[Part of a data file]
☆ ☆ ☆ ☆ ☆ ☆ ☆
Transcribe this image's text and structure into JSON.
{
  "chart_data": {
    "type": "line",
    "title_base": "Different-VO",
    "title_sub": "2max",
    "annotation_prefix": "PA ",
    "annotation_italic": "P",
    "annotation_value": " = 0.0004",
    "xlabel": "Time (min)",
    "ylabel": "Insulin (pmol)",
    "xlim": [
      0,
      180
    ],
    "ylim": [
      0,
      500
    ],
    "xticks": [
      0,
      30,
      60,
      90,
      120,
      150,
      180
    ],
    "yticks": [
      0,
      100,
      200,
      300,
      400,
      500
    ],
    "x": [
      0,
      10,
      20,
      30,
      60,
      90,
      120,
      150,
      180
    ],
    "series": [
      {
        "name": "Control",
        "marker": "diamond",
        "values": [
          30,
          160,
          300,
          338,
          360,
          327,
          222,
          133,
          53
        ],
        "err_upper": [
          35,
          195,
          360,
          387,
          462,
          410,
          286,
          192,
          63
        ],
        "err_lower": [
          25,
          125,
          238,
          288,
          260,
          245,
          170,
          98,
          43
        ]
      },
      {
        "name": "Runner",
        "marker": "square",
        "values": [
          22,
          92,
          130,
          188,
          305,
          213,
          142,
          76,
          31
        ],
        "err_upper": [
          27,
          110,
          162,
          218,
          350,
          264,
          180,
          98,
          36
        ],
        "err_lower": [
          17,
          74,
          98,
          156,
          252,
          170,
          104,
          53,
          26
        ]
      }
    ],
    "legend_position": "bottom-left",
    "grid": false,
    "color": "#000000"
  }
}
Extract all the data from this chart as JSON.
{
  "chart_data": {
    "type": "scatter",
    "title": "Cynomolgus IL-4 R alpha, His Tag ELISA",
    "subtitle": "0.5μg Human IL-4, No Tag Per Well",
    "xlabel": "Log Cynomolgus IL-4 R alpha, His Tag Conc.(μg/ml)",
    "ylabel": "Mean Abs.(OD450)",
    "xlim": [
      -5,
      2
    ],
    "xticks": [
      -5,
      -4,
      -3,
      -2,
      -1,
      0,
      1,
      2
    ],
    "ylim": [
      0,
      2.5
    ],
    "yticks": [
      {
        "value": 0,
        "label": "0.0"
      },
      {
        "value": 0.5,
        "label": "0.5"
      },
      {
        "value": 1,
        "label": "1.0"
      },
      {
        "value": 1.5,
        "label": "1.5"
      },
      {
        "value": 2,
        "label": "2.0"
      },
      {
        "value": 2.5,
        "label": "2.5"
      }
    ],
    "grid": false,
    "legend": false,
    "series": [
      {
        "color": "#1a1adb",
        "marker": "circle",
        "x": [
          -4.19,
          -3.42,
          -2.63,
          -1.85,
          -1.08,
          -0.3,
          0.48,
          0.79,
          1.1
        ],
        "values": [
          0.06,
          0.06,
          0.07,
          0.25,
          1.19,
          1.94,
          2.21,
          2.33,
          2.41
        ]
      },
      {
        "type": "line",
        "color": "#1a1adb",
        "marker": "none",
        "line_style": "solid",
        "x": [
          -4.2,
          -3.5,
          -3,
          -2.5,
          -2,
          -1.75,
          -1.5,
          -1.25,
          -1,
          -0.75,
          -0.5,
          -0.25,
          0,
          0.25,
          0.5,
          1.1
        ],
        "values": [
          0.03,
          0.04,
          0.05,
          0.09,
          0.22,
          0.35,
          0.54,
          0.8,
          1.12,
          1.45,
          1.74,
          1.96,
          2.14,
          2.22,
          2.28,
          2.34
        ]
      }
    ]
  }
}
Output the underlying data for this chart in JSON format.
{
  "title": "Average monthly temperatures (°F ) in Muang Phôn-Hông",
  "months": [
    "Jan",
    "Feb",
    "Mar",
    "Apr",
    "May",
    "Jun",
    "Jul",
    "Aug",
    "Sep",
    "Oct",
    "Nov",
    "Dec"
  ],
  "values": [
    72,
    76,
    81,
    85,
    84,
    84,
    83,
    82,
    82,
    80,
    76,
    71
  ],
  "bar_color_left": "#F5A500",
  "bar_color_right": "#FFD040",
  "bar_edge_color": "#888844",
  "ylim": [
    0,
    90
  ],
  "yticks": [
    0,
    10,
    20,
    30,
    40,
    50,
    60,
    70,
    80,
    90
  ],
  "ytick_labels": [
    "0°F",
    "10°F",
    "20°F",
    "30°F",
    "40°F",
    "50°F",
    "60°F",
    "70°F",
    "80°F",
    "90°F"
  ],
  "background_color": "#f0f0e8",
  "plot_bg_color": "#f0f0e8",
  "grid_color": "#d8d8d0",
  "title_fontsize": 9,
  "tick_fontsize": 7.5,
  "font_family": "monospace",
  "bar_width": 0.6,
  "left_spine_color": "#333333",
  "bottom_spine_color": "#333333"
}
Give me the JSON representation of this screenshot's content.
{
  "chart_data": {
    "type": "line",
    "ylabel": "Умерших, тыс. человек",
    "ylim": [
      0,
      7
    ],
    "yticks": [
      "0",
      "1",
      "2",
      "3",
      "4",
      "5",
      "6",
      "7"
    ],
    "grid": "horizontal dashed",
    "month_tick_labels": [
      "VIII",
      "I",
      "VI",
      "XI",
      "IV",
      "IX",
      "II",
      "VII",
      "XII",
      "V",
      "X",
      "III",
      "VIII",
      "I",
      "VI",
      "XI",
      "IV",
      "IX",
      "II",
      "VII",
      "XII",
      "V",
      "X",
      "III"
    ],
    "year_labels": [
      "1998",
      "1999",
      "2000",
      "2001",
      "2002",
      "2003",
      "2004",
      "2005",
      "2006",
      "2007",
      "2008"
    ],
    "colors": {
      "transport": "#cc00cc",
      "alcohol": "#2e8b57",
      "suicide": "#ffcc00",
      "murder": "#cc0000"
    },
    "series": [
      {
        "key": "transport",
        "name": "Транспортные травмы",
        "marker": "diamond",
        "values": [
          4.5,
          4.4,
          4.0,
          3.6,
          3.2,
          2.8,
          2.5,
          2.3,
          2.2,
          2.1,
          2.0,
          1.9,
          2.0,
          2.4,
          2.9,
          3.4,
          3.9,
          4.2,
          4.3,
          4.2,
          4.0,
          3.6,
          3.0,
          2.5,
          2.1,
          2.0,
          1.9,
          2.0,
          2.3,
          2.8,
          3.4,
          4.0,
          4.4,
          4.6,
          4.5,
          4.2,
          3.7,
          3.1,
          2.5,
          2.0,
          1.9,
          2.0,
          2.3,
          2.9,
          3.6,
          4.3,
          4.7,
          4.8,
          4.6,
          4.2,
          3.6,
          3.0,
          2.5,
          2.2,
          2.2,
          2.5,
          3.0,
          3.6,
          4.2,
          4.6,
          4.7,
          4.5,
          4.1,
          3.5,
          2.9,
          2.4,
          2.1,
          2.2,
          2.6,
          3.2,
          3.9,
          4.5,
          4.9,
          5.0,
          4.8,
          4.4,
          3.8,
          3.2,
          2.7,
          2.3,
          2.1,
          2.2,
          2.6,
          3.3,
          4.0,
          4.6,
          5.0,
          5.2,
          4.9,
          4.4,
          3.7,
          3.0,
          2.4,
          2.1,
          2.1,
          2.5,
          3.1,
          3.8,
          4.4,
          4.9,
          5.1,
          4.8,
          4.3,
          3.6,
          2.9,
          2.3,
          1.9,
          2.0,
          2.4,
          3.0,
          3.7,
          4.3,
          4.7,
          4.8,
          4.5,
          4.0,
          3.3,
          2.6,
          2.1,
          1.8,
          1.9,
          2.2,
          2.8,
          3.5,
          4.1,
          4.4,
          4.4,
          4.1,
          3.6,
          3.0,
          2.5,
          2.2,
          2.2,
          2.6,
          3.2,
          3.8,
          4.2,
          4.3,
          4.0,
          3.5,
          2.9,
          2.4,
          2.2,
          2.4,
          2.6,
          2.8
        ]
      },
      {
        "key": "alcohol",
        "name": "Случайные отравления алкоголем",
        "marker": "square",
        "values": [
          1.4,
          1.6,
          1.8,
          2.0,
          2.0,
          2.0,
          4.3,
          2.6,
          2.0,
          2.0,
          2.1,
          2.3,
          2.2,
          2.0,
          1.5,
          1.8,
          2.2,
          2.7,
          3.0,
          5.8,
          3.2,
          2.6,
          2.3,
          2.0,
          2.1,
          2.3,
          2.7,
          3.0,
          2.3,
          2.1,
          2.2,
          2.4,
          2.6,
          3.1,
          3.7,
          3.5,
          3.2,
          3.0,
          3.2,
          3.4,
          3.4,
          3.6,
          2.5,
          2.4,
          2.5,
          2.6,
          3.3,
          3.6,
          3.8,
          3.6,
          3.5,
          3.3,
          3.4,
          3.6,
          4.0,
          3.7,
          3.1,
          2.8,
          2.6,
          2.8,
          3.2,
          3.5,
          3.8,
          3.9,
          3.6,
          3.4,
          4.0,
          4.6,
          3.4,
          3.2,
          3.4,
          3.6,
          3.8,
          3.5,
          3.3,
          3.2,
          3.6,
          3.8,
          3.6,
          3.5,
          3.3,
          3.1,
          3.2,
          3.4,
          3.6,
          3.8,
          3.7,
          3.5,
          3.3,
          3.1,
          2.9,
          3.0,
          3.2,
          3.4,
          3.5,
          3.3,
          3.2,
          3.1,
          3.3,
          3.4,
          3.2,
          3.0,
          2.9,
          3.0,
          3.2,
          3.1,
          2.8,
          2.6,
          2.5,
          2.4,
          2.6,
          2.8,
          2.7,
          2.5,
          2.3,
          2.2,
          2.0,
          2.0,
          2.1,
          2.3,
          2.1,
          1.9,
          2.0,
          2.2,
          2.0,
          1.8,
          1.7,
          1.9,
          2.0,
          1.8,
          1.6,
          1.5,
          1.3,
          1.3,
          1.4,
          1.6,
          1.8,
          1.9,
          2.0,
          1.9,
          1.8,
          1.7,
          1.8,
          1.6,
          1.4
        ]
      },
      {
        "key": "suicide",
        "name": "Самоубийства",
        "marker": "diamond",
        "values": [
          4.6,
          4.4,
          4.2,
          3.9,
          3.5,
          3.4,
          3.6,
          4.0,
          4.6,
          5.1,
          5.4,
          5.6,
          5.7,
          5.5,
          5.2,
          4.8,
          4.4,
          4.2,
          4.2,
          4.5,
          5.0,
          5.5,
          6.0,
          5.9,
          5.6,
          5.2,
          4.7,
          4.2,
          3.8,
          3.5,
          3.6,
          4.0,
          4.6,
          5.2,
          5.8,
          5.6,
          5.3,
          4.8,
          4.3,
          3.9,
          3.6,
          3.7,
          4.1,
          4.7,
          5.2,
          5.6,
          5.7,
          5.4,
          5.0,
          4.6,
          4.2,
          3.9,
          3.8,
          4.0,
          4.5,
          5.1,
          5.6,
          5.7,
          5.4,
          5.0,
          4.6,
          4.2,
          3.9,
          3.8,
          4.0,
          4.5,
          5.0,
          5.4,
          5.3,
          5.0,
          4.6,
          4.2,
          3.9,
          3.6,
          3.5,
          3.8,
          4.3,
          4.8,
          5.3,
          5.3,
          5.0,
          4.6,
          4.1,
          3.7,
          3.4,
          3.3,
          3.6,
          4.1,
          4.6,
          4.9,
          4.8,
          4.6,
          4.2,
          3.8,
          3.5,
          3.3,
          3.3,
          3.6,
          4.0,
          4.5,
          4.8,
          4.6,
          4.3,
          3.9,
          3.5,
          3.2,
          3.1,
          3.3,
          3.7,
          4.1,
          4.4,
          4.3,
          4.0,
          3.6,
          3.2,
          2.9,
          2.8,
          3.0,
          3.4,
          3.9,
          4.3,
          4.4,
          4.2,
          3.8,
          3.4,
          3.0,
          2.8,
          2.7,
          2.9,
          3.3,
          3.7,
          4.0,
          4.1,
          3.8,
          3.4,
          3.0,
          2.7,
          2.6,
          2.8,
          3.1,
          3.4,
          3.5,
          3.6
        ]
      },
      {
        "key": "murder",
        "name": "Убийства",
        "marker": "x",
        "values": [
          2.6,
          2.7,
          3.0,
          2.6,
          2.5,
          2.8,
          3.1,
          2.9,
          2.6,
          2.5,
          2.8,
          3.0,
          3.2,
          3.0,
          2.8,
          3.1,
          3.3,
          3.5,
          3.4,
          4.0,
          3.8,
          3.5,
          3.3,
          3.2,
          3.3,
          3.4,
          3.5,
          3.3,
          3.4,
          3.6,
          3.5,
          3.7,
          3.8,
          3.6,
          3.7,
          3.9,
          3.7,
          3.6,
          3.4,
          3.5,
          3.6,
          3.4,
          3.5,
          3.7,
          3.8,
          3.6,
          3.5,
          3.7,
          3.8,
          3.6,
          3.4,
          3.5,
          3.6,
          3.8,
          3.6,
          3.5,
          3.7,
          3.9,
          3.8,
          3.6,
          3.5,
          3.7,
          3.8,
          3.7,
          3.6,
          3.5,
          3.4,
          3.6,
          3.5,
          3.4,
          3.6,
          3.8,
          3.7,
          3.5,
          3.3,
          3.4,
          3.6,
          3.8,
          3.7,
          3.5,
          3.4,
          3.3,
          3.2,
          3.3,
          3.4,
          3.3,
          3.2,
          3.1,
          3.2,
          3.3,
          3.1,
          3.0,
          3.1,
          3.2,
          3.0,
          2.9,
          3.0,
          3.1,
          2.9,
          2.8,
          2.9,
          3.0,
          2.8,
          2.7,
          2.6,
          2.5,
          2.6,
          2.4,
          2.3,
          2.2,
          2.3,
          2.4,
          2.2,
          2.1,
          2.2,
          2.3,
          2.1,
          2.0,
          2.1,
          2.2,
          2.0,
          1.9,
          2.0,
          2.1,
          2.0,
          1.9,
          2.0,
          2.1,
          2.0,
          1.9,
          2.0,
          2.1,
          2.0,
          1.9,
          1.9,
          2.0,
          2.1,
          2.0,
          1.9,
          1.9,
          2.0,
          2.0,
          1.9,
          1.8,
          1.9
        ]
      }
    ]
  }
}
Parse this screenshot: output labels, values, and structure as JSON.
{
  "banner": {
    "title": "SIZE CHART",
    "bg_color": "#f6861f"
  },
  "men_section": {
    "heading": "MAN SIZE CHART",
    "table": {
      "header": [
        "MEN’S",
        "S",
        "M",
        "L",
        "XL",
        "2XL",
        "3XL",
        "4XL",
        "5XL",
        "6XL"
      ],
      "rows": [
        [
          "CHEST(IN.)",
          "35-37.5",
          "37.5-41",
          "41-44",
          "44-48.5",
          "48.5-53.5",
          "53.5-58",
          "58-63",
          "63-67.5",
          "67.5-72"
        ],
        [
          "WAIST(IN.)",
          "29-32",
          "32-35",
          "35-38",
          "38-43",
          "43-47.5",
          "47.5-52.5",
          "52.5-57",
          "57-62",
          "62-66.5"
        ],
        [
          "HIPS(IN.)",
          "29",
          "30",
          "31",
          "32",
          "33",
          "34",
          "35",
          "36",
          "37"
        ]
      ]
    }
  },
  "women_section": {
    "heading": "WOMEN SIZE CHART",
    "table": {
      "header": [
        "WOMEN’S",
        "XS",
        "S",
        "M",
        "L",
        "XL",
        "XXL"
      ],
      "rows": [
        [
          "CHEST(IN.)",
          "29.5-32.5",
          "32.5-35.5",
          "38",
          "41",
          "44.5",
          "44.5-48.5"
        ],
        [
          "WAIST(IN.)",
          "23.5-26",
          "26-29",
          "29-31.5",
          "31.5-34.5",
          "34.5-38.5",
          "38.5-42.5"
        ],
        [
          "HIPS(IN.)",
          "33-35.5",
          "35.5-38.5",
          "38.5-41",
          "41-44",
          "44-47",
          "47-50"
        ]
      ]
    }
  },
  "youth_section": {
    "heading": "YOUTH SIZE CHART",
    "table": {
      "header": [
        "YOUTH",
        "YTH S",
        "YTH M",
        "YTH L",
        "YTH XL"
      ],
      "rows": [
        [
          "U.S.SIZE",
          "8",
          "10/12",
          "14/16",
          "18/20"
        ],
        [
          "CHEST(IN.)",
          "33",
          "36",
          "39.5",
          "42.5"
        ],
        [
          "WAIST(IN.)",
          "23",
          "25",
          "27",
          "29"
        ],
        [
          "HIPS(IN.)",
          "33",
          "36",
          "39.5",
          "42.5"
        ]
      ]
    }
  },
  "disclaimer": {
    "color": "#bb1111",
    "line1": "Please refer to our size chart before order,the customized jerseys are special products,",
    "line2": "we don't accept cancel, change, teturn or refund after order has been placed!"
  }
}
☆ ☆ ☆ ☆ ☆ ☆ ☆
- **EXERCISE GOAL**: Collect each line holding the string "order".

- **ANSWER FOR THIS EXERCISE**:
    "line1": "Please refer to our size chart before order,the customized jerseys are special products,",
    "line2": "we don't accept cancel, change, teturn or refund after order has been placed!"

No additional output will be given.